**ENTRIES PROVIDED**:
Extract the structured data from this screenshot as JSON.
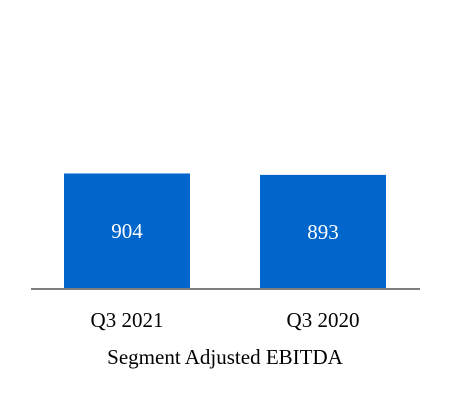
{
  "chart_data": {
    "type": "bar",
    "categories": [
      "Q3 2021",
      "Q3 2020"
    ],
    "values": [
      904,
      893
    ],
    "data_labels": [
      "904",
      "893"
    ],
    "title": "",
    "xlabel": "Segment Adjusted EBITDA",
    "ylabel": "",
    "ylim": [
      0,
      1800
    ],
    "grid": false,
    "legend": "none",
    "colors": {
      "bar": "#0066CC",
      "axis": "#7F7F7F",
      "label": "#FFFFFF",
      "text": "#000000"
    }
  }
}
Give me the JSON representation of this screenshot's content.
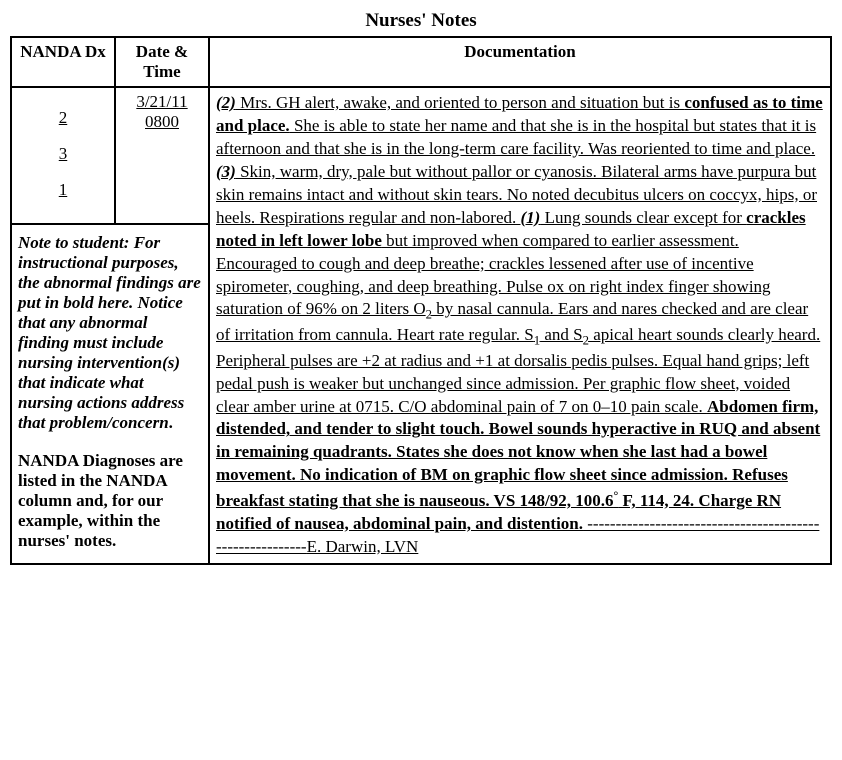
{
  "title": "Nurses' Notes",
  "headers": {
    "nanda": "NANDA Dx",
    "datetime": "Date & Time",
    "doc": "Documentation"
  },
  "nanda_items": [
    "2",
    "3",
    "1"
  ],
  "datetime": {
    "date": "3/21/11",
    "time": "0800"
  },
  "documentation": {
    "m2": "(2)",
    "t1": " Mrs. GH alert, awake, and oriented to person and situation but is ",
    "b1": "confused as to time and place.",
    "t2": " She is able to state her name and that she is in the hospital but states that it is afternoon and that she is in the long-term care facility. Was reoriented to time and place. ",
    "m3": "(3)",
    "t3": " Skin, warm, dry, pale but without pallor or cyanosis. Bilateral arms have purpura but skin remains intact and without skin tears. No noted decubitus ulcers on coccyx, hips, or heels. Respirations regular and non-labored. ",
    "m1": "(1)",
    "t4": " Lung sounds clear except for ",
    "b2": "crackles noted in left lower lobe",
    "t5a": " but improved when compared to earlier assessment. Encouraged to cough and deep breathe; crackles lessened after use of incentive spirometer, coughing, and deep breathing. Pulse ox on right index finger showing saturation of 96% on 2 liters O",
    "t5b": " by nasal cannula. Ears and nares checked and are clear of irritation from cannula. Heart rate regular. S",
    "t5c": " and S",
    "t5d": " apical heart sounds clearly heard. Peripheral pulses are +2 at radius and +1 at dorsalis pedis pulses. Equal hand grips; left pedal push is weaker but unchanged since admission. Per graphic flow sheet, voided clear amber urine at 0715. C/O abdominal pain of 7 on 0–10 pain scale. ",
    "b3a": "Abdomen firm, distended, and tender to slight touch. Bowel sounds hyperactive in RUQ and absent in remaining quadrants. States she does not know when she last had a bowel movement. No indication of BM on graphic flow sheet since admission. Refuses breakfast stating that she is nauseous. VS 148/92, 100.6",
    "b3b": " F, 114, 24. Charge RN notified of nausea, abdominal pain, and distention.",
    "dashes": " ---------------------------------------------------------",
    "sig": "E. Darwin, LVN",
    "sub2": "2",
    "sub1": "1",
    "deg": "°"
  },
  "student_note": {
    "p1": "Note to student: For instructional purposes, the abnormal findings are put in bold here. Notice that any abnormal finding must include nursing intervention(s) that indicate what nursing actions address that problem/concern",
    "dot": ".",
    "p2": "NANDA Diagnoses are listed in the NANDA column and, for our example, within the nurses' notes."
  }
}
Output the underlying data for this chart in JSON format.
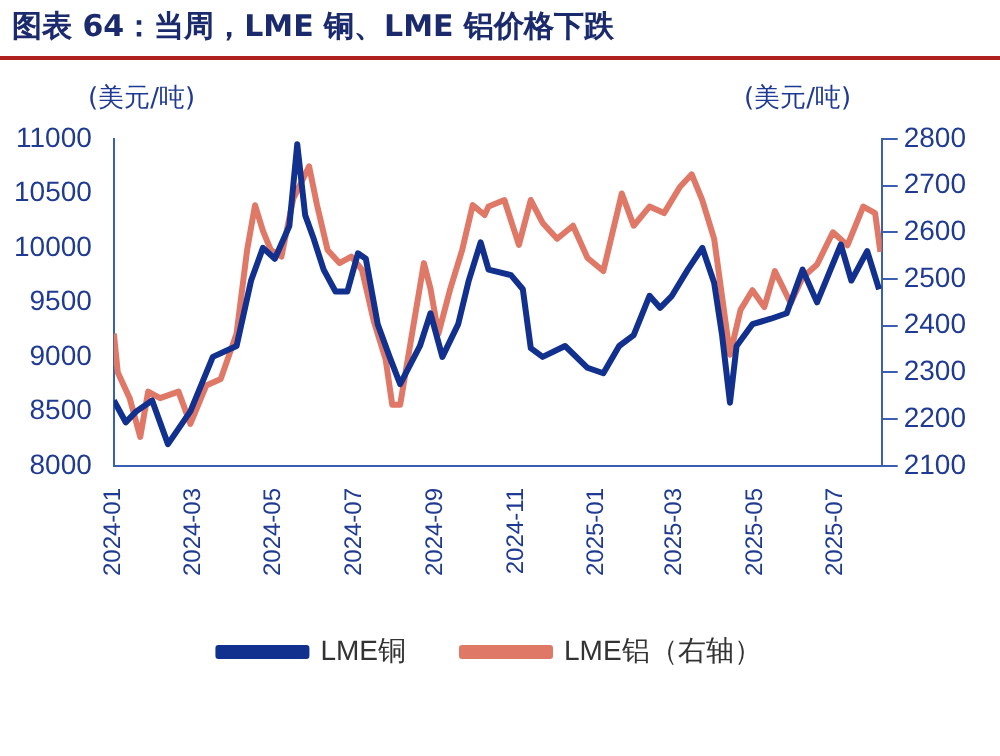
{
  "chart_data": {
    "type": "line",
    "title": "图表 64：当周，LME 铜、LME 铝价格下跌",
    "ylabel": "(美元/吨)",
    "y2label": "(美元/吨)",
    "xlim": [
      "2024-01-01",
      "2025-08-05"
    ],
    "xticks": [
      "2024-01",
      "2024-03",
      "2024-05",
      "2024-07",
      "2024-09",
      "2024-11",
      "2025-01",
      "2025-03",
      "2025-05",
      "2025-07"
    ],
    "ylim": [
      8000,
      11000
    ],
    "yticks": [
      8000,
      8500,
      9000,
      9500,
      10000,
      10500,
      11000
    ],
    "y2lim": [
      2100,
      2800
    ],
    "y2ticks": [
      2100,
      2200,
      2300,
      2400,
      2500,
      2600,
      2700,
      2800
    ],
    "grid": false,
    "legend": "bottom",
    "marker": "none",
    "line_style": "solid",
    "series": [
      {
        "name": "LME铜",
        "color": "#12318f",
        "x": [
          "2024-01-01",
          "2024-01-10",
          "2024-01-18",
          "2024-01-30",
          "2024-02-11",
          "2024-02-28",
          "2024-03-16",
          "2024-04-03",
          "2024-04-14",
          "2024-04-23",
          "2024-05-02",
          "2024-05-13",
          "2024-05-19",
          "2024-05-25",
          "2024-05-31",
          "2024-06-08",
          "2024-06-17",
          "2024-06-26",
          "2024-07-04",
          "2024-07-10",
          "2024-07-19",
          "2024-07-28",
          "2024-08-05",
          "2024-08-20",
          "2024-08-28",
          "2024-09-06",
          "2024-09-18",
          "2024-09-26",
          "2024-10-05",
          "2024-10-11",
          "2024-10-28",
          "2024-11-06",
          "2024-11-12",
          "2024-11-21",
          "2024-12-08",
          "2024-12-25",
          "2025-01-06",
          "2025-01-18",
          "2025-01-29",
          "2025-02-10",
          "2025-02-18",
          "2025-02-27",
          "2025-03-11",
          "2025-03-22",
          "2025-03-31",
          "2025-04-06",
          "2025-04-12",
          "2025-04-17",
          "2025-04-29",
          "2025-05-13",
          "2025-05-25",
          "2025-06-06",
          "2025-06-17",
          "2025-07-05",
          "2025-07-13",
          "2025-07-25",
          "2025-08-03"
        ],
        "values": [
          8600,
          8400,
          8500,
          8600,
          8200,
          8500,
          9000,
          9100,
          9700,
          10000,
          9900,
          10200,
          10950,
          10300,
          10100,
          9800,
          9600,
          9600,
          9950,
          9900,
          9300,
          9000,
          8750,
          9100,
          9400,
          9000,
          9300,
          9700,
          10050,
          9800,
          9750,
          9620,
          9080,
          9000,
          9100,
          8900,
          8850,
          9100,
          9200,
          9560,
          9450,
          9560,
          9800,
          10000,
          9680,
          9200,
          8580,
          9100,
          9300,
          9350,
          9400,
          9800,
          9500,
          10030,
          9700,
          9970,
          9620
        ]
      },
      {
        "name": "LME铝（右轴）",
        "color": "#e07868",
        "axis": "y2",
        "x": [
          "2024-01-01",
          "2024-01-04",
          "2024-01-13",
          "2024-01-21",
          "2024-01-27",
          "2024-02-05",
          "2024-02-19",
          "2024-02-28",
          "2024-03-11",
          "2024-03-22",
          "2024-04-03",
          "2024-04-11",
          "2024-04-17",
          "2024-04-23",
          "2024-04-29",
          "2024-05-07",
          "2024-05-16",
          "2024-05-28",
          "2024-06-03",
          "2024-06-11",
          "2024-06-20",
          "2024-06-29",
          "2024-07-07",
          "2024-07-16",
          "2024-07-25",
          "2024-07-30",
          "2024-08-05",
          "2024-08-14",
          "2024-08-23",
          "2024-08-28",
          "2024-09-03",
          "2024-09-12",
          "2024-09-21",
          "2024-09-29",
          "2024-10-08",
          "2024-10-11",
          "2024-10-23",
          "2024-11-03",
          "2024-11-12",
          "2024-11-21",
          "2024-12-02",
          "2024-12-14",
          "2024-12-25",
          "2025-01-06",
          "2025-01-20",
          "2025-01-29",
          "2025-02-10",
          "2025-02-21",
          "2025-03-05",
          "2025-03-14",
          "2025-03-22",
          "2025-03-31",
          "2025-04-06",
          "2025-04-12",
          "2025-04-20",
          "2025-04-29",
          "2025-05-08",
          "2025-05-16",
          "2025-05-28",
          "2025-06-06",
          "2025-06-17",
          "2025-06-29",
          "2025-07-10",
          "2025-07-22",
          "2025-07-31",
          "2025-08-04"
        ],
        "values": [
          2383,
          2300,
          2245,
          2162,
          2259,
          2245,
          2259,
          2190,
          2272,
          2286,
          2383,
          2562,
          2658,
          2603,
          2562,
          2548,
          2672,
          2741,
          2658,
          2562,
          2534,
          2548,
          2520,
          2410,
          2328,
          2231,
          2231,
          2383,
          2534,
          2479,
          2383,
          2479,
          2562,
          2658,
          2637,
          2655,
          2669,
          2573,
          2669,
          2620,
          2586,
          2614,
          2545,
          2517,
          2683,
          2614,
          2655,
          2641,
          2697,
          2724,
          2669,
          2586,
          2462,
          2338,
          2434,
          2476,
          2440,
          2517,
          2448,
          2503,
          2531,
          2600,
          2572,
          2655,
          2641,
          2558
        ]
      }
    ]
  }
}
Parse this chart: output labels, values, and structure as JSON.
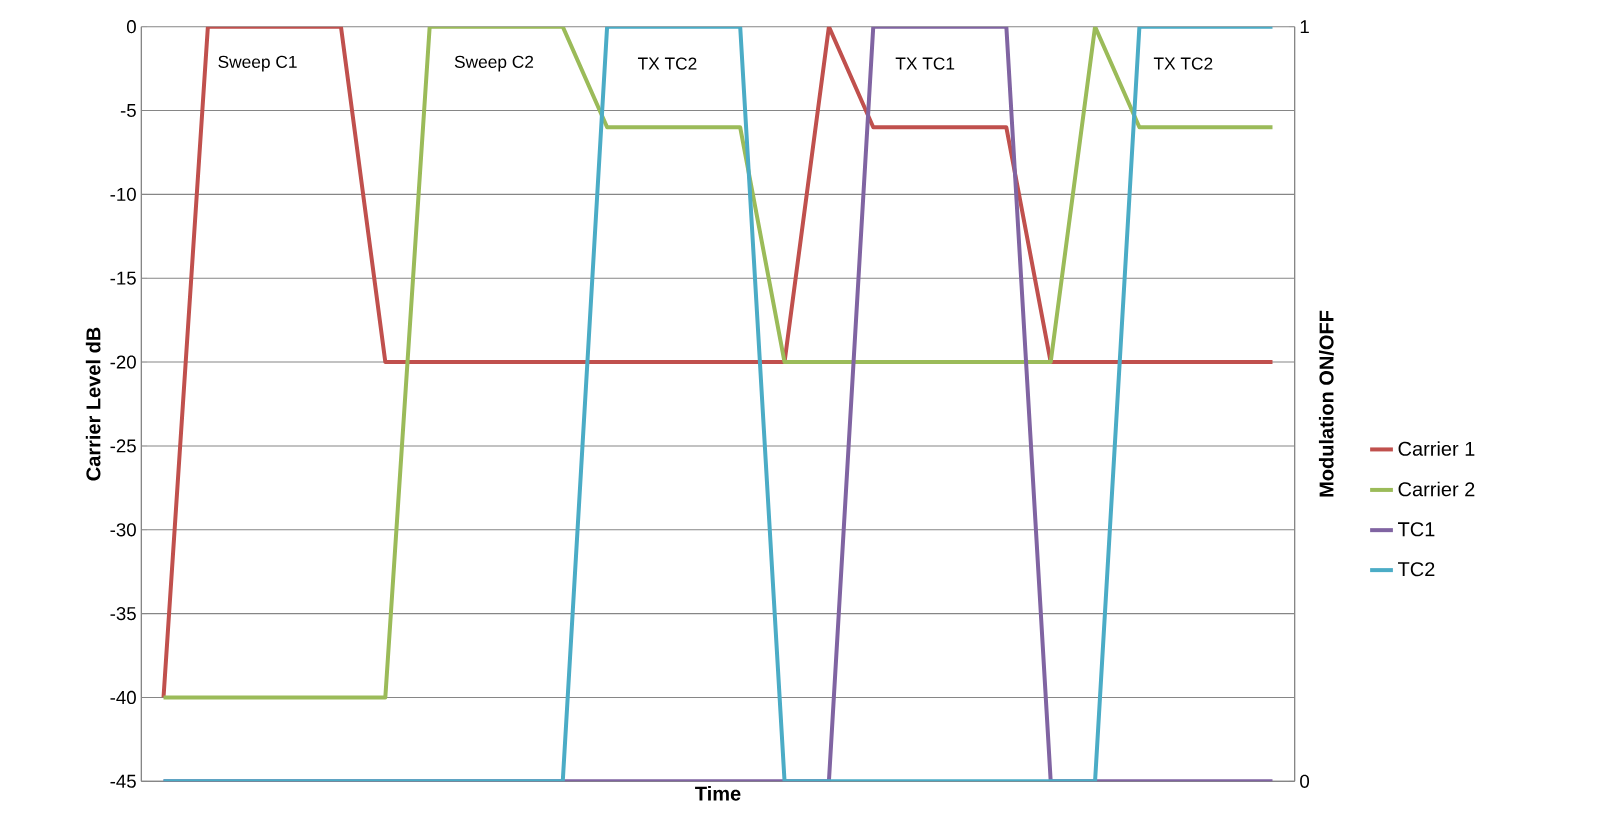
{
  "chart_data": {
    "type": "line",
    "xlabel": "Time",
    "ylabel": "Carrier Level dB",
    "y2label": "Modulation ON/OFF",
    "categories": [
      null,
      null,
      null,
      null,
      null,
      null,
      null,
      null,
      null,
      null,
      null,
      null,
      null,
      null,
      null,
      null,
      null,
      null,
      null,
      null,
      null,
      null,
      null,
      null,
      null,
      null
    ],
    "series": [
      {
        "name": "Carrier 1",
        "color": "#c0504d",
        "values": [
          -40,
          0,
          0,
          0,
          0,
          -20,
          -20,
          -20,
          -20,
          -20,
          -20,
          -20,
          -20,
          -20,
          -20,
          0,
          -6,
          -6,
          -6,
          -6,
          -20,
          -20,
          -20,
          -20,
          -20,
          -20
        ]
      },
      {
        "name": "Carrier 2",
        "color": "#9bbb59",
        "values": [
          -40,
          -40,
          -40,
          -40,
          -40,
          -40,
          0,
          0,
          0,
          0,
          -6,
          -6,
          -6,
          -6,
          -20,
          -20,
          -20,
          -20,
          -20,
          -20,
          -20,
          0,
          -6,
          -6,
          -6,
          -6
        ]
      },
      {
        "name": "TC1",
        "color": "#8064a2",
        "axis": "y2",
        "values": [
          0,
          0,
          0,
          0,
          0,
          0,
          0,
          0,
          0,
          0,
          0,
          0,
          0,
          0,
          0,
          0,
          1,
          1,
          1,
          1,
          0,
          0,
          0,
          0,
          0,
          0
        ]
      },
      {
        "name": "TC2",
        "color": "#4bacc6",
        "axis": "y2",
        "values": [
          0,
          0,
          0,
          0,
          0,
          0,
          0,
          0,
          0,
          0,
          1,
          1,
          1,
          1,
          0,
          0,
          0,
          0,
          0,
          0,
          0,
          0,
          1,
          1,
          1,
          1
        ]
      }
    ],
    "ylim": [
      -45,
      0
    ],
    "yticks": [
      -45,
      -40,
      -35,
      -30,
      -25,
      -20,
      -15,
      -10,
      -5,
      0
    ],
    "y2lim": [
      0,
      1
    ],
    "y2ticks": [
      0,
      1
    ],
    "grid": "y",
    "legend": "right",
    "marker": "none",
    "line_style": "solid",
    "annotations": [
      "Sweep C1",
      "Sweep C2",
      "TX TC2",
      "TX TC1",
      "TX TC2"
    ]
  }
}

**WRITTEN TASK**: In the material above, find each line that contains the word "place", and select it.

**RESPONSE TO THE EXERCISE**:
    "b1": "confused as to time and place.",
    "t2": " She is able to state her name and that she is in the hospital but states that it is afternoon and that she is in the long-term care facility. Was reoriented to time and place. ",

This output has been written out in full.